### GIVEN TEXT

Wait for next heartbeat in thread loop; check for connected coordinator (#2622)

dpkp · web-flow · commit 2f95590fc441 · 2025-05-15T14:26:34.000-07:00
diff --git a/kafka/coordinator/base.py b/kafka/coordinator/base.py
@@ -250,6 +250,11 @@ def coordinator(self):
         else:
             return self.coordinator_id
 
+    def connected(self):
+        """Return True iff the coordinator node is connected"""
+        with self._lock:
+            return self.coordinator_id is not None and self._client.connected(self.coordinator_id)
+
     def ensure_coordinator_ready(self, timeout_ms=None):
         """Block until the coordinator for this group is known.
 
@@ -1058,28 +1063,28 @@ def _run_once(self):
         self.coordinator._client._lock.acquire()
         self.coordinator._lock.acquire()

######
### RECORDED DATA

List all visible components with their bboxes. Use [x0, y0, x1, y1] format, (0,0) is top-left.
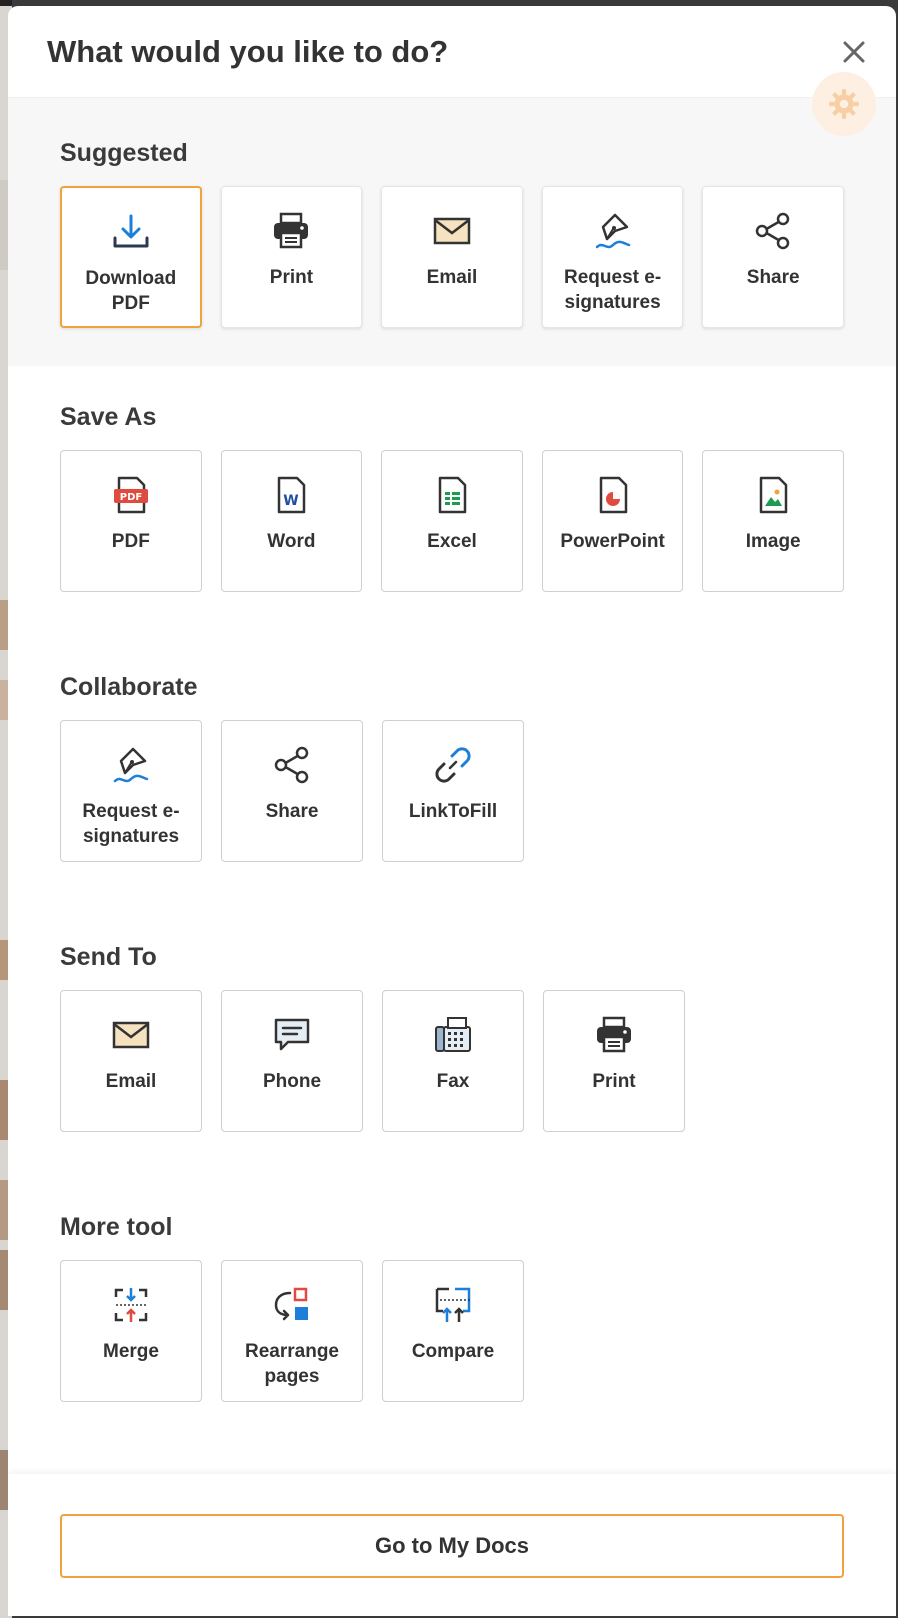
- pdf-file-icon: PDF: [113, 476, 148, 514]
- envelope-icon: [112, 1021, 150, 1049]
- dialog-header: What would you like to do?: [8, 6, 896, 98]
- tile-label: Image: [745, 531, 801, 552]
- envelope-icon: [433, 217, 471, 245]
- tile-label: PowerPoint: [560, 531, 665, 552]
- section-title: More tool: [60, 1213, 173, 1241]
- svg-text:PDF: PDF: [120, 492, 142, 503]
- collaborate-request-esignatures-button[interactable]: Request e-signatures: [60, 720, 202, 862]
- dialog-title: What would you like to do?: [47, 34, 449, 69]
- section-title: Suggested: [60, 139, 188, 167]
- tile-grid: Download PDF Print Email Request e-signa…: [60, 186, 844, 328]
- send-email-button[interactable]: Email: [60, 990, 202, 1132]
- word-file-icon: W: [278, 476, 306, 514]
- section-save-as: Save As PDF PDF W Word Excel PowerPoint …: [8, 366, 896, 636]
- tile-label: Download PDF: [85, 268, 177, 314]
- merge-icon: [114, 1288, 148, 1322]
- tile-label: Rearrange pages: [245, 1341, 339, 1387]
- dialog-footer: Go to My Docs: [8, 1474, 896, 1616]
- section-send-to: Send To Email Phone Fax Print: [8, 906, 896, 1176]
- save-as-pdf-button[interactable]: PDF PDF: [60, 450, 202, 592]
- go-to-my-docs-button[interactable]: Go to My Docs: [60, 1514, 844, 1578]
- linktofill-button[interactable]: LinkToFill: [382, 720, 524, 862]
- excel-file-icon: [438, 476, 467, 514]
- share-icon: [274, 746, 309, 784]
- collaborate-share-button[interactable]: Share: [221, 720, 363, 862]
- rearrange-icon: [274, 1287, 308, 1321]
- save-as-word-button[interactable]: W Word: [220, 450, 363, 592]
- close-button[interactable]: [838, 36, 870, 68]
- save-as-excel-button[interactable]: Excel: [381, 450, 523, 592]
- compare-button[interactable]: Compare: [382, 1260, 524, 1402]
- action-dialog: What would you like to do? Suggested Dow…: [8, 6, 896, 1616]
- tile-label: Compare: [411, 1341, 495, 1362]
- link-icon: [435, 747, 471, 783]
- tile-grid: Email Phone Fax Print: [60, 990, 844, 1132]
- print-button[interactable]: Print: [220, 186, 363, 328]
- tile-label: Share: [746, 267, 800, 288]
- tile-label: Fax: [436, 1071, 470, 1092]
- tile-label: Merge: [103, 1341, 159, 1362]
- section-title: Collaborate: [60, 673, 198, 701]
- send-phone-button[interactable]: Phone: [221, 990, 363, 1132]
- tile-label: Print: [592, 1071, 636, 1092]
- download-icon: [113, 214, 149, 248]
- printer-icon: [597, 1016, 631, 1053]
- section-collaborate: Collaborate Request e-signatures Share L…: [8, 636, 896, 906]
- powerpoint-file-icon: [599, 476, 627, 514]
- send-print-button[interactable]: Print: [543, 990, 685, 1132]
- fax-icon: [435, 1017, 471, 1052]
- tile-label: Request e-signatures: [564, 267, 662, 313]
- tile-grid: Merge Rearrange pages Compare: [60, 1260, 844, 1402]
- tile-label: Email: [426, 267, 478, 288]
- tile-label: Phone: [262, 1071, 322, 1092]
- rearrange-pages-button[interactable]: Rearrange pages: [221, 1260, 363, 1402]
- printer-icon: [274, 212, 309, 249]
- close-icon: [843, 41, 865, 63]
- section-title: Send To: [60, 943, 157, 971]
- email-button[interactable]: Email: [381, 186, 523, 328]
- tile-label: Share: [265, 801, 319, 822]
- section-title: Save As: [60, 403, 157, 431]
- tile-label: Request e-signatures: [82, 801, 180, 847]
- tile-label: Print: [269, 267, 314, 288]
- share-button[interactable]: Share: [702, 186, 844, 328]
- download-pdf-button[interactable]: Download PDF: [60, 186, 202, 328]
- send-fax-button[interactable]: Fax: [382, 990, 524, 1132]
- pen-signature-icon: [113, 747, 149, 783]
- section-suggested: Suggested Download PDF Print Email Reque…: [8, 98, 896, 366]
- message-icon: [274, 1018, 310, 1051]
- merge-button[interactable]: Merge: [60, 1260, 202, 1402]
- pen-signature-icon: [595, 213, 630, 249]
- save-as-image-button[interactable]: Image: [702, 450, 844, 592]
- compare-icon: [435, 1287, 471, 1322]
- image-file-icon: [759, 476, 788, 514]
- request-esignatures-button[interactable]: Request e-signatures: [541, 186, 684, 328]
- share-icon: [755, 212, 790, 250]
- settings-button[interactable]: [812, 72, 876, 136]
- svg-text:W: W: [284, 493, 299, 509]
- save-as-powerpoint-button[interactable]: PowerPoint: [541, 450, 684, 592]
- tile-label: PDF: [111, 531, 150, 552]
- gear-icon: [829, 89, 859, 119]
- tile-label: Word: [267, 531, 316, 552]
- tile-label: Excel: [427, 531, 477, 552]
- tile-grid: Request e-signatures Share LinkToFill: [60, 720, 844, 862]
- tile-label: Email: [105, 1071, 157, 1092]
- tile-grid: PDF PDF W Word Excel PowerPoint Image: [60, 450, 844, 592]
- section-more-tool: More tool Merge Rearrange pages Compare: [8, 1176, 896, 1446]
- tile-label: LinkToFill: [408, 801, 498, 822]
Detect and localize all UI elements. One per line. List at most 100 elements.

######

▸ THE TASKS
1. Return the passage from the coordinator commit diff verbatim, beginning at "Wait for next" and stopping after "None and self._client.connected(self.coordinator_id)".
2. Extend the kafka coordinator commit diff past its final line.

▸ ANSWERS GIVEN
1.
Wait for next heartbeat in thread loop; check for connected coordinator (#2622)

dpkp · web-flow · commit 2f95590fc441 · 2025-05-15T14:26:34.000-07:00
diff --git a/kafka/coordinator/base.py b/kafka/coordinator/base.py
@@ -250,6 +250,11 @@ def coordinator(self):
         else:
             return self.coordinator_id
 
+    def connected(self):
+        """Return True iff the coordinator node is connected"""
+        with self._lock:
+            return self.coordinator_id is not None and self._client.connected(self.coordinator_id)

2.
         try:
-            if self.enabled and self.coordinator.state is MemberState.STABLE:
-                # TODO: When consumer.wakeup() is implemented, we need to
-                # disable here to prevent propagating an exception to this
-                # heartbeat thread
-                # must get client._lock, or maybe deadlock at heartbeat 
-                # failure callback in consumer poll
-                self.coordinator._client.poll(timeout_ms=0)
-
             if not self.enabled:
                 heartbeat_log.debug('Heartbeat disabled. Waiting')
                 self.coordinator._client._lock.release()
                 self.coordinator._lock.wait()
-                heartbeat_log.debug('Heartbeat re-enabled.')
+                if self.enabled:
+                    heartbeat_log.debug('Heartbeat re-enabled.')
+                return
 
-            elif self.coordinator.state is not MemberState.STABLE:
+            if self.coordinator.state is not MemberState.STABLE:
                 # the group is not stable (perhaps because we left the
                 # group or because the coordinator kicked us out), so
                 # disable heartbeats and wait for the main thread to rejoin.
                 heartbeat_log.debug('Group state is not stable, disabling heartbeats')
                 self.disable()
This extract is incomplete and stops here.